**Work instructions:**
Report, word for word, every line of the material that contains "Planned".

**Given records:**
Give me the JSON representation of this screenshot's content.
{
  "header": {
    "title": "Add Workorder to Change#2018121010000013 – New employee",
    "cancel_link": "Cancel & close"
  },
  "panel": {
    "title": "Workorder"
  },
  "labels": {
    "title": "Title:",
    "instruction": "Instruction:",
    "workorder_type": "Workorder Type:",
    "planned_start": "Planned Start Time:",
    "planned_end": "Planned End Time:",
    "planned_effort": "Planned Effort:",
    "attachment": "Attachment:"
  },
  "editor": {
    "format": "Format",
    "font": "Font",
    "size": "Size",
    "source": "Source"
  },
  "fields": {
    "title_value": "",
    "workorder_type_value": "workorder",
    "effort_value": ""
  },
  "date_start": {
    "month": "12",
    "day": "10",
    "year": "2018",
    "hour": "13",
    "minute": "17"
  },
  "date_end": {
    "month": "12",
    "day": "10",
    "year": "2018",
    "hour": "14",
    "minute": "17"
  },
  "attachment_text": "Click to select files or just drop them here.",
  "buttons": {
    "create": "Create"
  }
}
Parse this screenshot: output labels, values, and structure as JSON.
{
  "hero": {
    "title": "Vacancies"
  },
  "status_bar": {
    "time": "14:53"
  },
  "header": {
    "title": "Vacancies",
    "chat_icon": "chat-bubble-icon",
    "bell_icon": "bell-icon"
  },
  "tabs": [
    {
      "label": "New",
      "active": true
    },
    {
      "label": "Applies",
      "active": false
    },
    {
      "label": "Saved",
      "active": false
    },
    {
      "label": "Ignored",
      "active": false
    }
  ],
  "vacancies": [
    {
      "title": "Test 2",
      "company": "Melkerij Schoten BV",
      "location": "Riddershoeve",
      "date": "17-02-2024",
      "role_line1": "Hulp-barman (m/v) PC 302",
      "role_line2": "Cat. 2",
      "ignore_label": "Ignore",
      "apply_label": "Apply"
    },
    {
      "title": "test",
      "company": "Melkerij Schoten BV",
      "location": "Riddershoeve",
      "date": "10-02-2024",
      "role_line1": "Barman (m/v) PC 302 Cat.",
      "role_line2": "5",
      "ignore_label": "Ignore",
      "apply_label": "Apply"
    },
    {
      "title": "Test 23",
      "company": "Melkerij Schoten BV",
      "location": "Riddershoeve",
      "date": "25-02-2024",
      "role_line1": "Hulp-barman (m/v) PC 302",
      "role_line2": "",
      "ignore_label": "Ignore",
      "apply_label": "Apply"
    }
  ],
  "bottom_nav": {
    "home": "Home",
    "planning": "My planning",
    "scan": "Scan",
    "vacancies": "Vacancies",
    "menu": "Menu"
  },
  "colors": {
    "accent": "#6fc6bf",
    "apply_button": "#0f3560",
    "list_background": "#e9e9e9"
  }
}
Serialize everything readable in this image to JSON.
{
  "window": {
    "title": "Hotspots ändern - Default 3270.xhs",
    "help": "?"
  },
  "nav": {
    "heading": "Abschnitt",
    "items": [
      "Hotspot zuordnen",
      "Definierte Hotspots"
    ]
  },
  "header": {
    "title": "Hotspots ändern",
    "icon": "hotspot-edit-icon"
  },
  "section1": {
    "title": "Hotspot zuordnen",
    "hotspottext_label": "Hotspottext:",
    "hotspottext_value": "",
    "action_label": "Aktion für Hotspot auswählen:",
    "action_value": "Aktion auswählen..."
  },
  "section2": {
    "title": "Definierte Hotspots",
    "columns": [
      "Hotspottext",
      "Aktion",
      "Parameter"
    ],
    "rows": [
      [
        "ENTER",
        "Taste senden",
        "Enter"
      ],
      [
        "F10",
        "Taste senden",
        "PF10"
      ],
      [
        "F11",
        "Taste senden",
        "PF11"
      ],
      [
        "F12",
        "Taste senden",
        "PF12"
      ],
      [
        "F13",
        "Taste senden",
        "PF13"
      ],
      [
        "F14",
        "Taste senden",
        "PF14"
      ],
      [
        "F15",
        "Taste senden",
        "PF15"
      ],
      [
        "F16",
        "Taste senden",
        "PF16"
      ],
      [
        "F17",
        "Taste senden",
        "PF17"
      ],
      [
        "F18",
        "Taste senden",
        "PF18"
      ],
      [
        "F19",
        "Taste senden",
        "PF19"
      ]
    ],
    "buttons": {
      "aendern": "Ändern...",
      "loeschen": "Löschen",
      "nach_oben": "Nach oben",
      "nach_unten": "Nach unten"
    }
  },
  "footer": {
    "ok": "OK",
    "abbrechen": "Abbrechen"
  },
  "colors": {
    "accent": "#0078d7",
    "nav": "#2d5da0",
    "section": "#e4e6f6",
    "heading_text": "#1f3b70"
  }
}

==

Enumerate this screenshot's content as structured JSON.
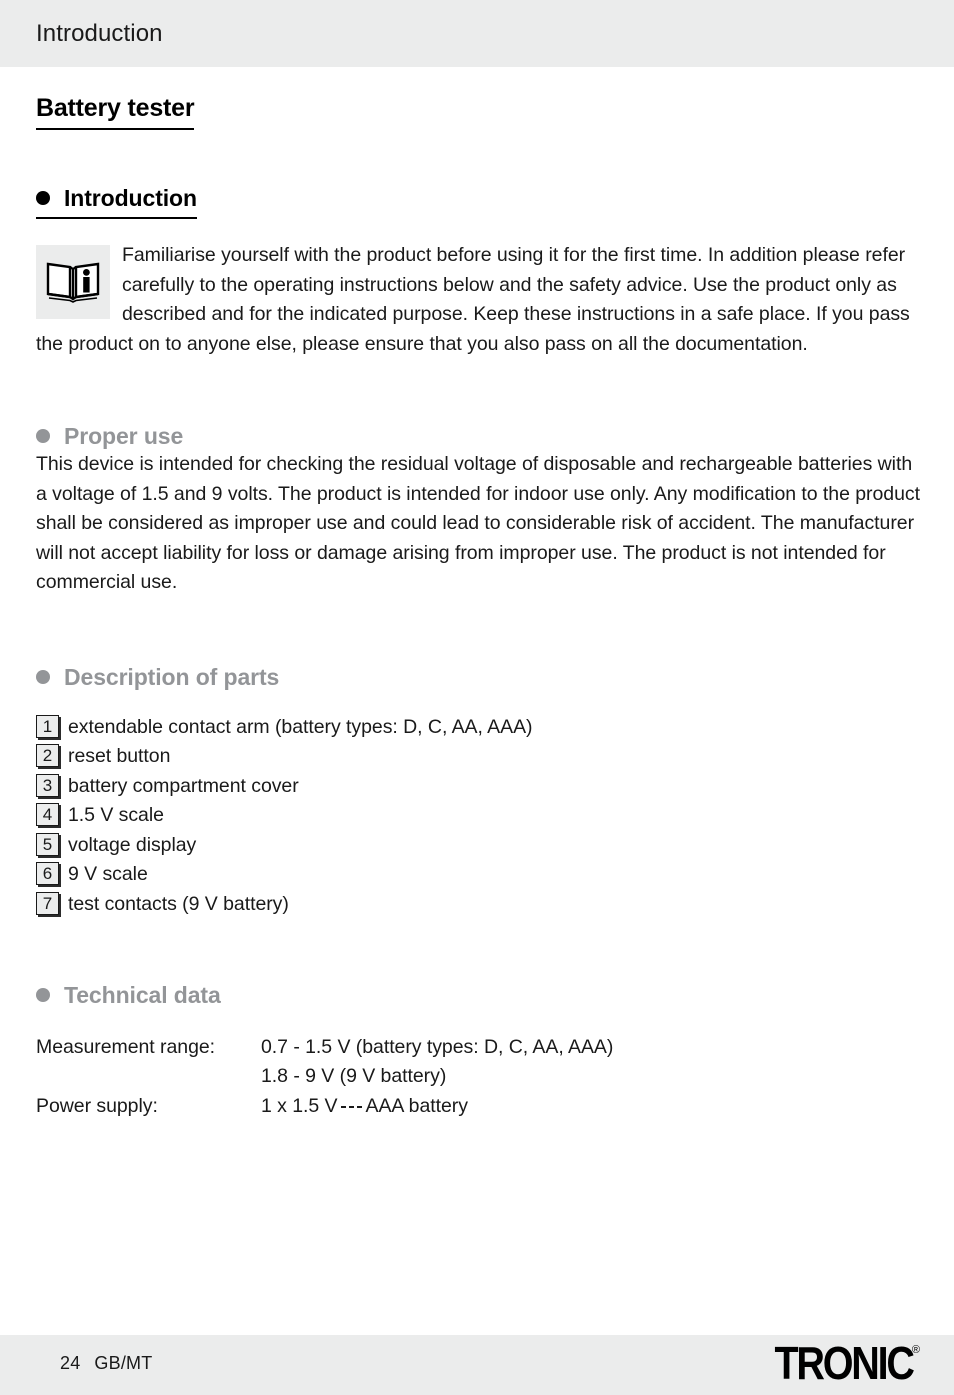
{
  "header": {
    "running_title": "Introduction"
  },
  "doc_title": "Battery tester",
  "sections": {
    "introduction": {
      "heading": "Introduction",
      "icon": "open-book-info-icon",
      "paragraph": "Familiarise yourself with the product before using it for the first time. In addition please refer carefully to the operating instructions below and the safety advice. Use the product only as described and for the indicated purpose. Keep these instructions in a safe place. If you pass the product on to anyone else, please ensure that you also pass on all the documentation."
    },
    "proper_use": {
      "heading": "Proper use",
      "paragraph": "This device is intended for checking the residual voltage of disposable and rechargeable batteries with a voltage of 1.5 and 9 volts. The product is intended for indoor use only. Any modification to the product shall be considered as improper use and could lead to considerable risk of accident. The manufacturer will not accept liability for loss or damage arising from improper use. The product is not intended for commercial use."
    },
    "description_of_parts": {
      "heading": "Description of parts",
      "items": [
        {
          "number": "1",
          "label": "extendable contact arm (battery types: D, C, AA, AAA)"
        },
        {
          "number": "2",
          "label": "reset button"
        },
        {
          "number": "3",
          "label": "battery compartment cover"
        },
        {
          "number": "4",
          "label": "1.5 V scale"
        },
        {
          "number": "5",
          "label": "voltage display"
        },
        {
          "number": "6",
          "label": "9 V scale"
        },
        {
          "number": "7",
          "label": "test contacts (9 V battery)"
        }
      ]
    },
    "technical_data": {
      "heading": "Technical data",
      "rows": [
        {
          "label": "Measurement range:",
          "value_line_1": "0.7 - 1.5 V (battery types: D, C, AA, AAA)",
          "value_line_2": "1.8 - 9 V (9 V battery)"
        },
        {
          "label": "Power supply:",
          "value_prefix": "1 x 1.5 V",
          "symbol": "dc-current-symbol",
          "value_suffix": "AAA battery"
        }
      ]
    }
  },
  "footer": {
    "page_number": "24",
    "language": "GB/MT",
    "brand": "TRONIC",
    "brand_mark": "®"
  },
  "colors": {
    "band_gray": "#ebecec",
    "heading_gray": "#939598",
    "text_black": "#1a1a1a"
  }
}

* * *

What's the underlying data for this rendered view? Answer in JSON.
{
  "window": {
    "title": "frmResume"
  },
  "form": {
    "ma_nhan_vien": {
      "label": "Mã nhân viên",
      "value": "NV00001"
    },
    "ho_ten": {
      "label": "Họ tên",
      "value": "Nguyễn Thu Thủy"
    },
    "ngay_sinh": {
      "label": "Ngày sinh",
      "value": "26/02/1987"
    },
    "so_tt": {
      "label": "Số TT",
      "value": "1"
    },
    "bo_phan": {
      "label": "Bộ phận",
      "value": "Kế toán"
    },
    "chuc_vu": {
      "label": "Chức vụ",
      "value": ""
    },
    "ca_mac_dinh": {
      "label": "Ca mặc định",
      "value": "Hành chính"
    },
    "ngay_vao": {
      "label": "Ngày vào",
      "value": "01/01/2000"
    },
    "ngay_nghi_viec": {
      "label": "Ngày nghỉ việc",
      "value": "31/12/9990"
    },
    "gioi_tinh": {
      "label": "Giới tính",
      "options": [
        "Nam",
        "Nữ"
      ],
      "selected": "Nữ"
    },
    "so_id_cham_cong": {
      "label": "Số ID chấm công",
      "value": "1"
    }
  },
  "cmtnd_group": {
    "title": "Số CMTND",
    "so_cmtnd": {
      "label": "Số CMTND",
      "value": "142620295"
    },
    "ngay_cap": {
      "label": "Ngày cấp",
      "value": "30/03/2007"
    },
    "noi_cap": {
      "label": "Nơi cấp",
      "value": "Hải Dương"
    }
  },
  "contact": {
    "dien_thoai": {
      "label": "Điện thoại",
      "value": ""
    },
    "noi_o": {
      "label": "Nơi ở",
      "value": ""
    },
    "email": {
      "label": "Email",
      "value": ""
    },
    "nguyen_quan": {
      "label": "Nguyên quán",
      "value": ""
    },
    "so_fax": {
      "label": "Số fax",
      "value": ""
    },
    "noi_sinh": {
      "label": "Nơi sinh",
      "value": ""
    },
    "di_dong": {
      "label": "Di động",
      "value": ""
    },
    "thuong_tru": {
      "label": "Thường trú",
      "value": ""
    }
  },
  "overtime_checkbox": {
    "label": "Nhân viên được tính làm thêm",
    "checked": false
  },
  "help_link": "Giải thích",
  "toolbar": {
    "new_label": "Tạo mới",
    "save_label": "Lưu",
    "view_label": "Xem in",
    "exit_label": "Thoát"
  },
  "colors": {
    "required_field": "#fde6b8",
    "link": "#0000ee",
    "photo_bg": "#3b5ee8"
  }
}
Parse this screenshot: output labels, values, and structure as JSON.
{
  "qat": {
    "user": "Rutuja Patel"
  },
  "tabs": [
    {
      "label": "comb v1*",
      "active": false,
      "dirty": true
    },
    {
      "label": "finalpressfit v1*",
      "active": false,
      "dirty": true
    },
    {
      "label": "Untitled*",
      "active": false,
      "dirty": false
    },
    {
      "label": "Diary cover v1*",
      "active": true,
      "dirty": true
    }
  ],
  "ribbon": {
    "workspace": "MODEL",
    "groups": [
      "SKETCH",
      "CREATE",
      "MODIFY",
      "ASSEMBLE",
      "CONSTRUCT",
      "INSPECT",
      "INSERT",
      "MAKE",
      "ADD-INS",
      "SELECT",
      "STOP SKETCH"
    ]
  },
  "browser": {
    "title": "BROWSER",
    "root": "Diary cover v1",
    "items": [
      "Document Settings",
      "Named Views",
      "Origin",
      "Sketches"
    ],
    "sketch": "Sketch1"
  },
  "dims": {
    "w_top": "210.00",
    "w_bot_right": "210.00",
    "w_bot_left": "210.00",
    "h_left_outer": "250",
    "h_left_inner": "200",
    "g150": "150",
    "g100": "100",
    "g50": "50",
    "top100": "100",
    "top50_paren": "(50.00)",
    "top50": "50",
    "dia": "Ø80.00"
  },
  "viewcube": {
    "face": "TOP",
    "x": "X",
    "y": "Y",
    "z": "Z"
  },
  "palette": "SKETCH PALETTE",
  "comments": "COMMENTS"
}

**Response to the exercise:**
    "planned_start": "Planned Start Time:",
    "planned_end": "Planned End Time:",
    "planned_effort": "Planned Effort:",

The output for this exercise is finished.